* [EXERCISE]
Determine the number of lines containing the word "JSON", and state that figure alone.

[START RECORD SET]

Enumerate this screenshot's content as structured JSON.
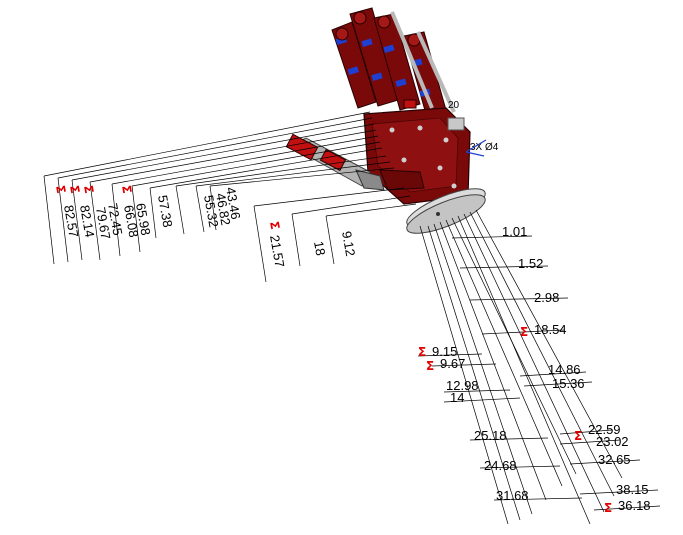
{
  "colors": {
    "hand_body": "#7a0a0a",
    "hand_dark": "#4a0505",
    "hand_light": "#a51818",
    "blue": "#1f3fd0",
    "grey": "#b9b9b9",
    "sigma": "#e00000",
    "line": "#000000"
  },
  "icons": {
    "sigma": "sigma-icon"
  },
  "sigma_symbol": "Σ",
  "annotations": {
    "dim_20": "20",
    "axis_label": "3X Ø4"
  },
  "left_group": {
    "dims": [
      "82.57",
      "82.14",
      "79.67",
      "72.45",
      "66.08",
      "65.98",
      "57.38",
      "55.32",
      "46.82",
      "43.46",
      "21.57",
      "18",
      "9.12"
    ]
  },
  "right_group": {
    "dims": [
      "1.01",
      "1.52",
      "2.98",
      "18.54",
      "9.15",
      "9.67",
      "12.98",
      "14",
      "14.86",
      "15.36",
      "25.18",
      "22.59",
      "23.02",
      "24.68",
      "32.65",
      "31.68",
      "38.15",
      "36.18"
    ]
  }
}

[END RECORD SET]
[START RECORD SET]

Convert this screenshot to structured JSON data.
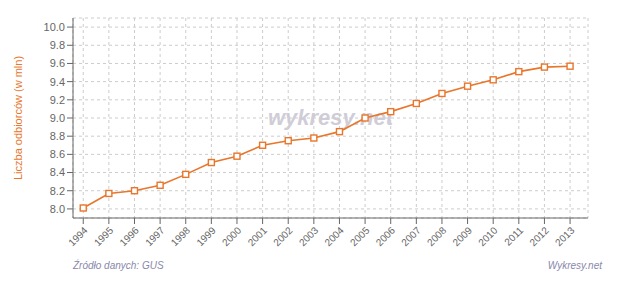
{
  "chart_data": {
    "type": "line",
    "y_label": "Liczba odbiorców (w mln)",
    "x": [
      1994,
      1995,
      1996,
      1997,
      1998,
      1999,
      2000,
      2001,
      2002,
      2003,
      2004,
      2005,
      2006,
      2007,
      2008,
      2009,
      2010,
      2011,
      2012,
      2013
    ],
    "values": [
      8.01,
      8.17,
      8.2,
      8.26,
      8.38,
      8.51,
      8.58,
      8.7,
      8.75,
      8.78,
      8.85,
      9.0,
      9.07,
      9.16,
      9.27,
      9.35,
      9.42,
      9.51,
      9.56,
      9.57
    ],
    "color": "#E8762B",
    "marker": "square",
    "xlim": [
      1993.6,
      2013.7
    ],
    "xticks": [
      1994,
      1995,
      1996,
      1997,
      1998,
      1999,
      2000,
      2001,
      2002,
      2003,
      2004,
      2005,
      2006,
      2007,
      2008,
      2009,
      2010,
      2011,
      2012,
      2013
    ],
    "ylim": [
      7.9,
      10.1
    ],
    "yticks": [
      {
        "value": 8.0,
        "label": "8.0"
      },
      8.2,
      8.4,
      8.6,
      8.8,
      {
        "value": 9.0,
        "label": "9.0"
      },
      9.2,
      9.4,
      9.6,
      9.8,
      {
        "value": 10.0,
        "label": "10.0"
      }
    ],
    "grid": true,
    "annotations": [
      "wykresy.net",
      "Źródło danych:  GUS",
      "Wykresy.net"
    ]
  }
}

[END RECORD SET]

* [RESPONSE FOR THIS EXERCISE]
2